* **Required work**: Scan the data for "слуха" and copy the lines it appears in.

Stored dataset items:

[Begin]

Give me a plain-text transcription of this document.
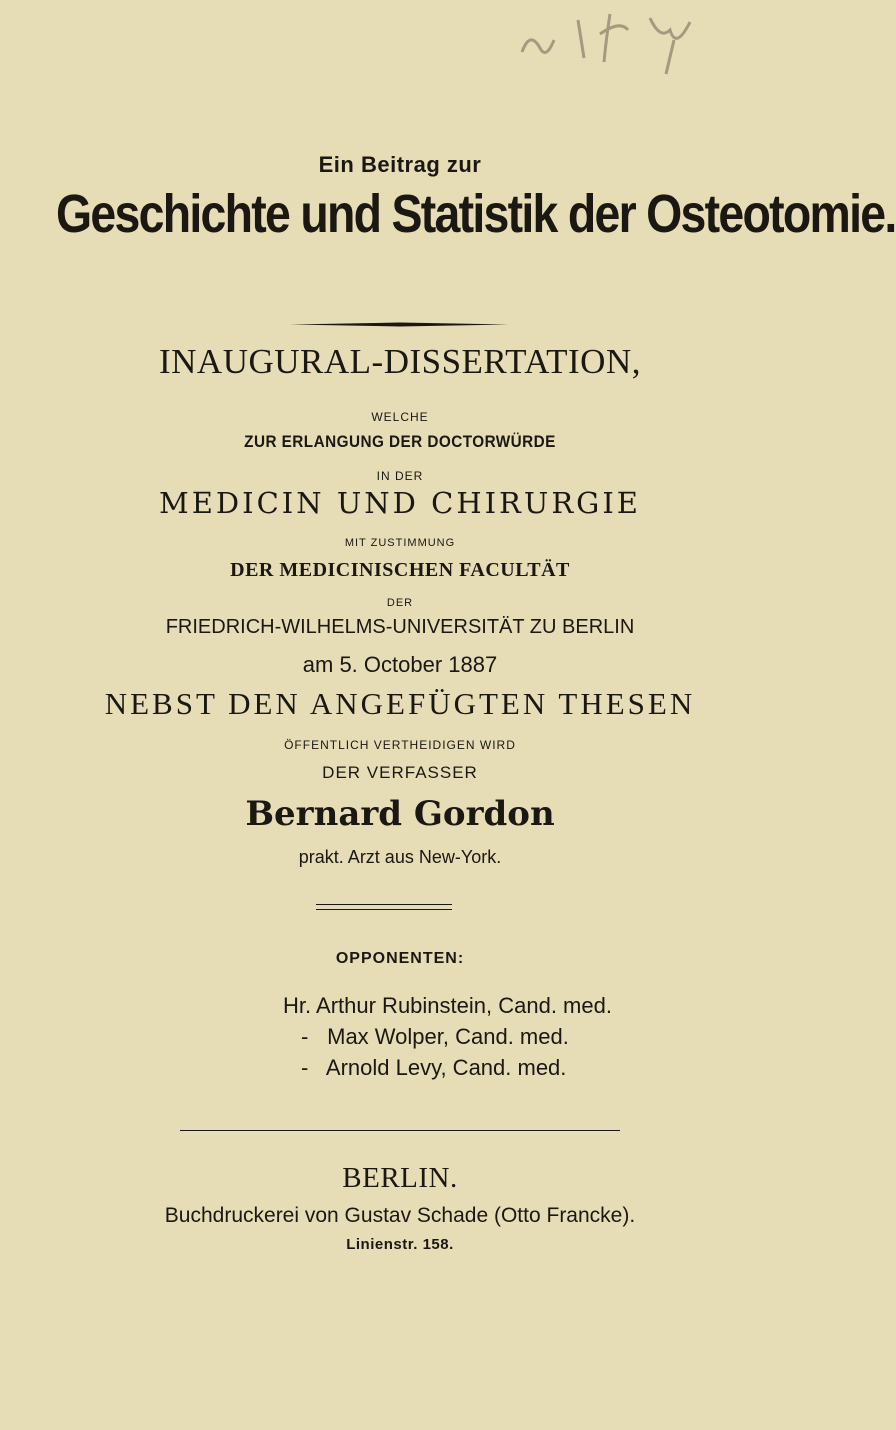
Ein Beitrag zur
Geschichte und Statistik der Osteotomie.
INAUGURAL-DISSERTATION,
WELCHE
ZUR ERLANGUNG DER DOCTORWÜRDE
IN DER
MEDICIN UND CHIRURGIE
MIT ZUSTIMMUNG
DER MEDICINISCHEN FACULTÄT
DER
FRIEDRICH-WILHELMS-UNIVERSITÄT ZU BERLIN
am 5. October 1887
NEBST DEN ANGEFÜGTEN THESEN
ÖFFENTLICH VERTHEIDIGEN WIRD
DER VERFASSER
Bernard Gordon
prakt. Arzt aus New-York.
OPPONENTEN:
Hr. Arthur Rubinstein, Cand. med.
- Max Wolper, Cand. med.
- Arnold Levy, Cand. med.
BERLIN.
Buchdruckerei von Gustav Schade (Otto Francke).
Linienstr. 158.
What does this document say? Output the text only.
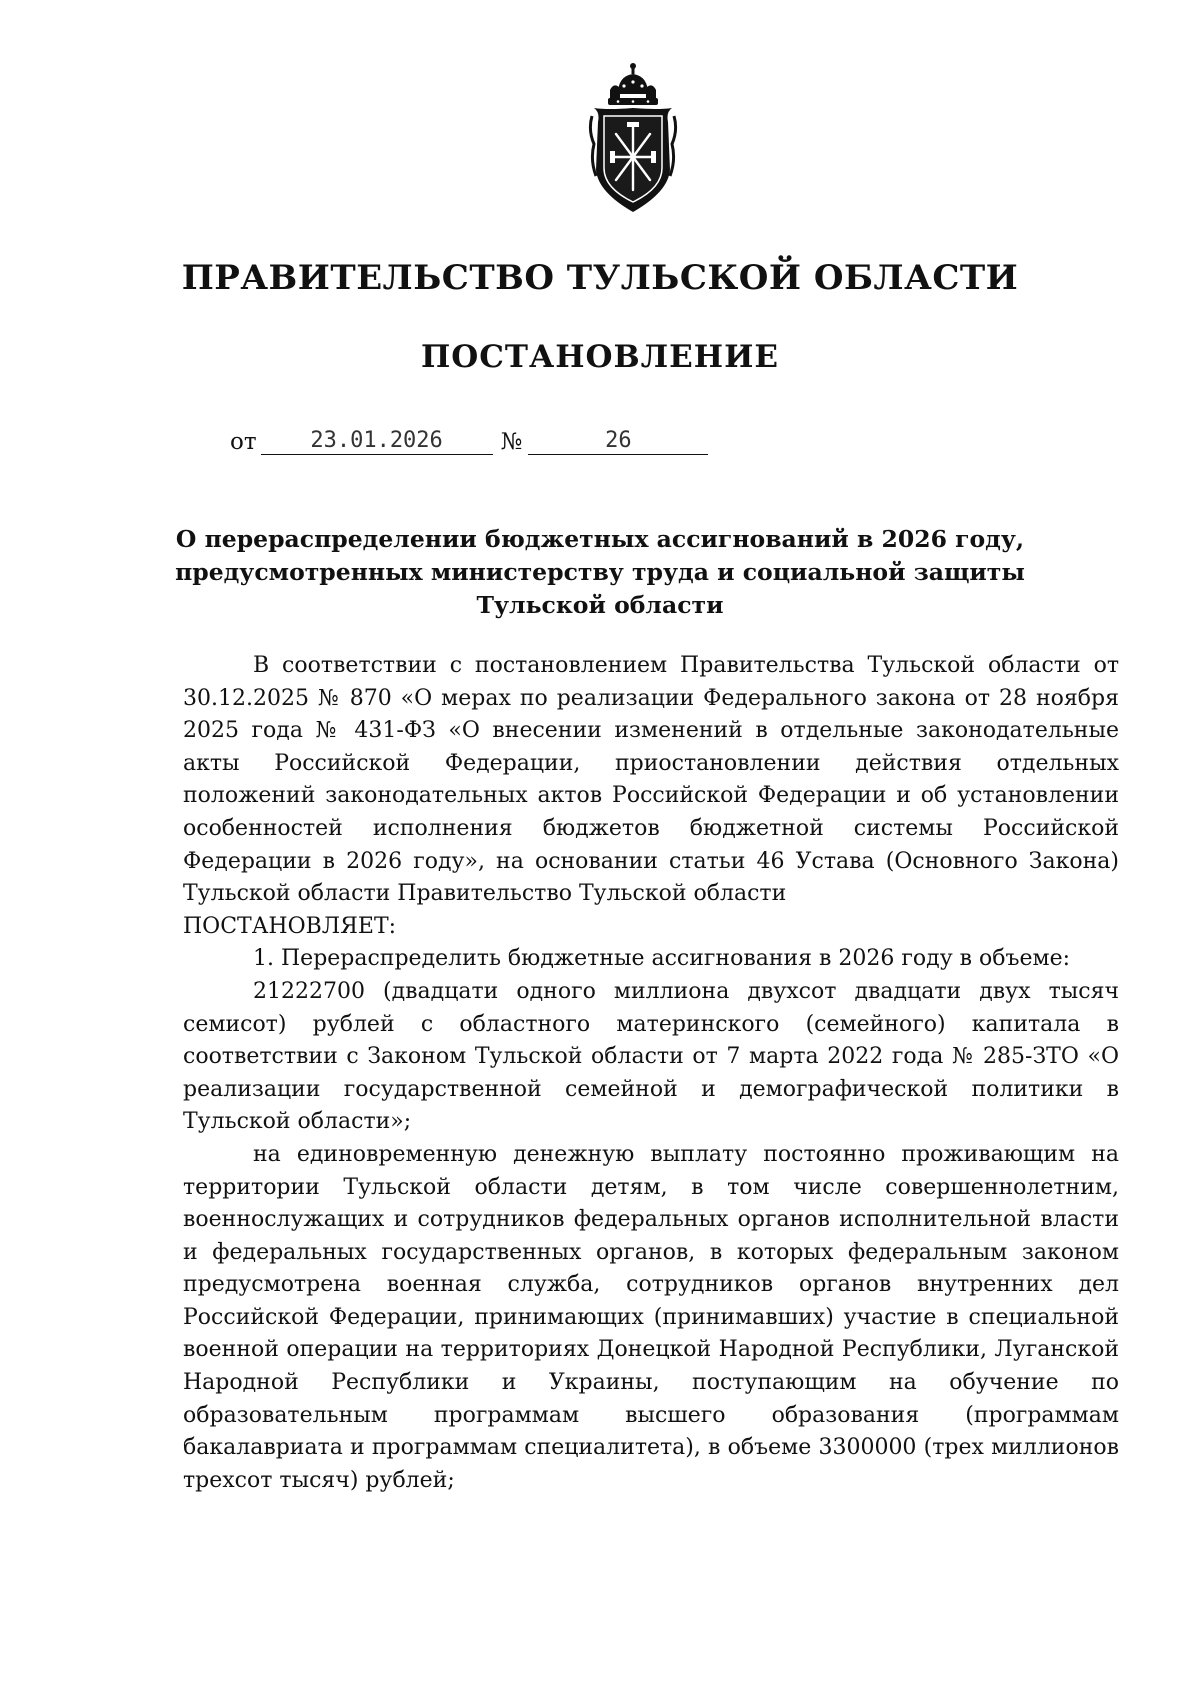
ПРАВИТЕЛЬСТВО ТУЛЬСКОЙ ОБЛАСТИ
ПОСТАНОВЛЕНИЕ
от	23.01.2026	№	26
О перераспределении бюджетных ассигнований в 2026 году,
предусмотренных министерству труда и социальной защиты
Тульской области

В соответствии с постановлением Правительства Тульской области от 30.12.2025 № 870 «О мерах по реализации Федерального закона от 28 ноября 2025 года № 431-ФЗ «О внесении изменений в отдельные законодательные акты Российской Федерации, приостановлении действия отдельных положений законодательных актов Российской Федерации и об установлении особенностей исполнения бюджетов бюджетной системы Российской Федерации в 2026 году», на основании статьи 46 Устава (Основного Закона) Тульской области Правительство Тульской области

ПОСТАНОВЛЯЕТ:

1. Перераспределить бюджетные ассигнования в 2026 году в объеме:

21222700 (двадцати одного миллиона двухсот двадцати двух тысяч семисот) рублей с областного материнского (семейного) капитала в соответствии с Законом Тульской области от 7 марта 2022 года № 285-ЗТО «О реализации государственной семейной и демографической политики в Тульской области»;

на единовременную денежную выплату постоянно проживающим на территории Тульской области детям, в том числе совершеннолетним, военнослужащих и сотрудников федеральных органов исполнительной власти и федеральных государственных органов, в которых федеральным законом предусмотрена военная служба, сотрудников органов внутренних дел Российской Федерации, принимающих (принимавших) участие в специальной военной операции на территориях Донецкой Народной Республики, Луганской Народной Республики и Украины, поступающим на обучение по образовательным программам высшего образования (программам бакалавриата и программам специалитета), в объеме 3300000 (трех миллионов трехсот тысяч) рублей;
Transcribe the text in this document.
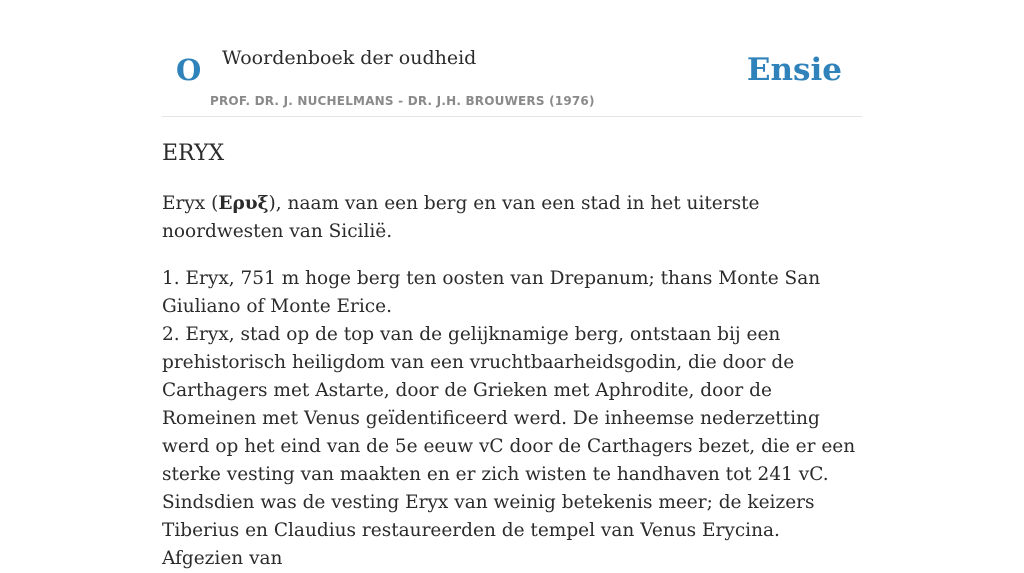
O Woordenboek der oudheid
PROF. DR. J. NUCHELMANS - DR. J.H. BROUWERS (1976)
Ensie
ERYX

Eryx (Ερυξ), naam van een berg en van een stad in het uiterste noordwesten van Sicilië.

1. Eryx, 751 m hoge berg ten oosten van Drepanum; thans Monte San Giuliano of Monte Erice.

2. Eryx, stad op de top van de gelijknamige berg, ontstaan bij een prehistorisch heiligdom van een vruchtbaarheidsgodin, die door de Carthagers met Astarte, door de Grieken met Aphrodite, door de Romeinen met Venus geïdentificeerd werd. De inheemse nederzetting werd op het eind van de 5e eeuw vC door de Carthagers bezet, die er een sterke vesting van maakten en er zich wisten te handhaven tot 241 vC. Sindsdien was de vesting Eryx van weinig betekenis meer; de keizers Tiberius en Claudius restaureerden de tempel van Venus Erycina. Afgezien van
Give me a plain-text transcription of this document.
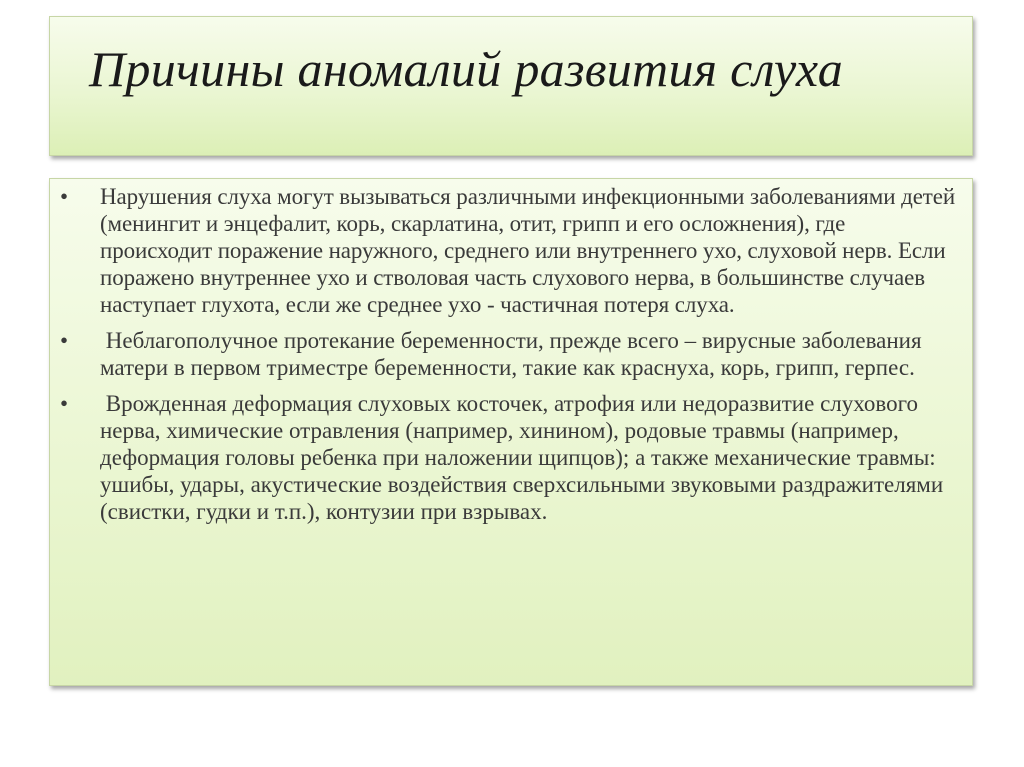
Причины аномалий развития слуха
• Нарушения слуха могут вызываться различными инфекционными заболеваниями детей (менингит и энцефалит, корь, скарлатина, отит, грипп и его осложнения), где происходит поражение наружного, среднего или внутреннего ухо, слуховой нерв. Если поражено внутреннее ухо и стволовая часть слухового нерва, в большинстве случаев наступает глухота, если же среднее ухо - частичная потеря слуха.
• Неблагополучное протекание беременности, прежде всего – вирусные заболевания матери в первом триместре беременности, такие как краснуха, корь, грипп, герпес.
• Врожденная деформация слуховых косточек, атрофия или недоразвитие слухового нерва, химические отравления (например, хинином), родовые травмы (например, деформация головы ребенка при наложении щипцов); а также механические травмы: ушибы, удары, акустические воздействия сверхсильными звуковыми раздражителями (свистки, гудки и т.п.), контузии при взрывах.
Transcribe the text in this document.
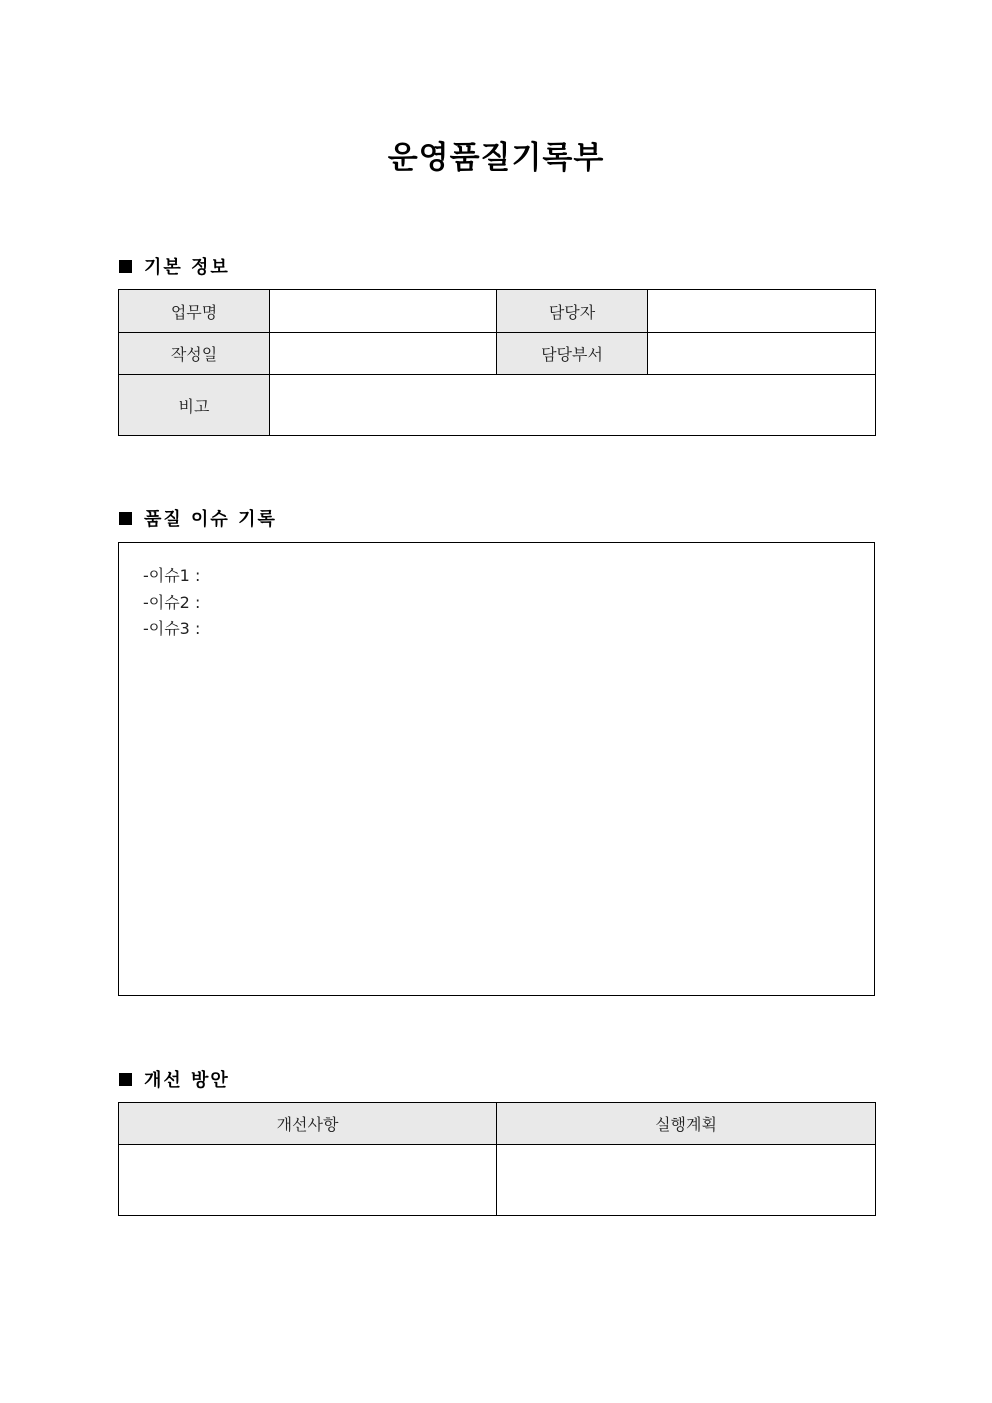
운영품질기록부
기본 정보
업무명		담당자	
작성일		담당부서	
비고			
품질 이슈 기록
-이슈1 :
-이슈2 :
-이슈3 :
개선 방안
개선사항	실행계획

[End]

* **Task response**:
Причины аномалий развития слуха
• Нарушения слуха могут вызываться различными инфекционными заболеваниями детей (менингит и энцефалит, корь, скарлатина, отит, грипп и его осложнения), где происходит поражение наружного, среднего или внутреннего ухо, слуховой нерв. Если поражено внутреннее ухо и стволовая часть слухового нерва, в большинстве случаев наступает глухота, если же среднее ухо - частичная потеря слуха.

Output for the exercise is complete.